> _Requirement_: Tally every line of the listing where the string "icon" is found, and state the total alone.

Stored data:

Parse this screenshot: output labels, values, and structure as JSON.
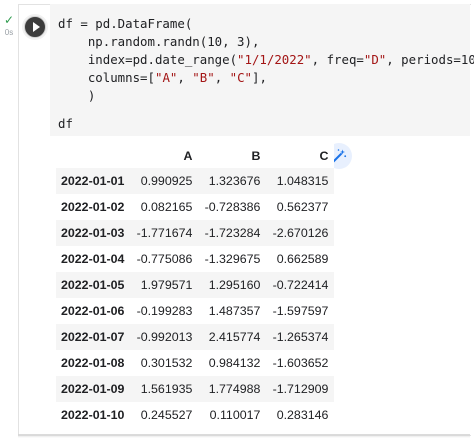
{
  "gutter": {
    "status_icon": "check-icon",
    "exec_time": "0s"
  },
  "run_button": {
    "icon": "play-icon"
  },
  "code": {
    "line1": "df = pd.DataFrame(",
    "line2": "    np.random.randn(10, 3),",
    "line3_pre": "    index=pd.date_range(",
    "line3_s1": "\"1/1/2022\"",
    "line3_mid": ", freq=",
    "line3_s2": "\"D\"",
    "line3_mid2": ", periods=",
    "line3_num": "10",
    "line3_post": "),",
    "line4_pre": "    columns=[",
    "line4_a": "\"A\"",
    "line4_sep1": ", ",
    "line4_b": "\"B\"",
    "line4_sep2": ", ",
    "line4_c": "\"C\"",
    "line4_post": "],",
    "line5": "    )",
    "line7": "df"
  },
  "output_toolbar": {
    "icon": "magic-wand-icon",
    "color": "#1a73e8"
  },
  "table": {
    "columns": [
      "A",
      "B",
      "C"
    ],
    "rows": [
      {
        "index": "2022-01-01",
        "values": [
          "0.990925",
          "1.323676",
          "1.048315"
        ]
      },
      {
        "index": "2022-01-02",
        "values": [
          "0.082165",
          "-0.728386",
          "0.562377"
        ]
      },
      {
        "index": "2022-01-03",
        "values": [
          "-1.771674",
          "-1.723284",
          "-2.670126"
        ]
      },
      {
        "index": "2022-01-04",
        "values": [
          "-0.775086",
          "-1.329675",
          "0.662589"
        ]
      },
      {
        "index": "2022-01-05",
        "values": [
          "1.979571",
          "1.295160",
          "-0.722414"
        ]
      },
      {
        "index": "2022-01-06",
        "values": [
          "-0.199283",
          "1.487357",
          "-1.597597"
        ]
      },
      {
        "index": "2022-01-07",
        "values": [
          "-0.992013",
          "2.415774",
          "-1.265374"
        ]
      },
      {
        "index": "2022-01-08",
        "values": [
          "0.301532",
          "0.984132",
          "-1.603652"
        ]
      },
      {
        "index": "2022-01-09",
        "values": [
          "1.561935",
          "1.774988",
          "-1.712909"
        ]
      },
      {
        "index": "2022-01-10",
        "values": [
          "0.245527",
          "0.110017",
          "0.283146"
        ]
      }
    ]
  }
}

> _Exercise output_: 3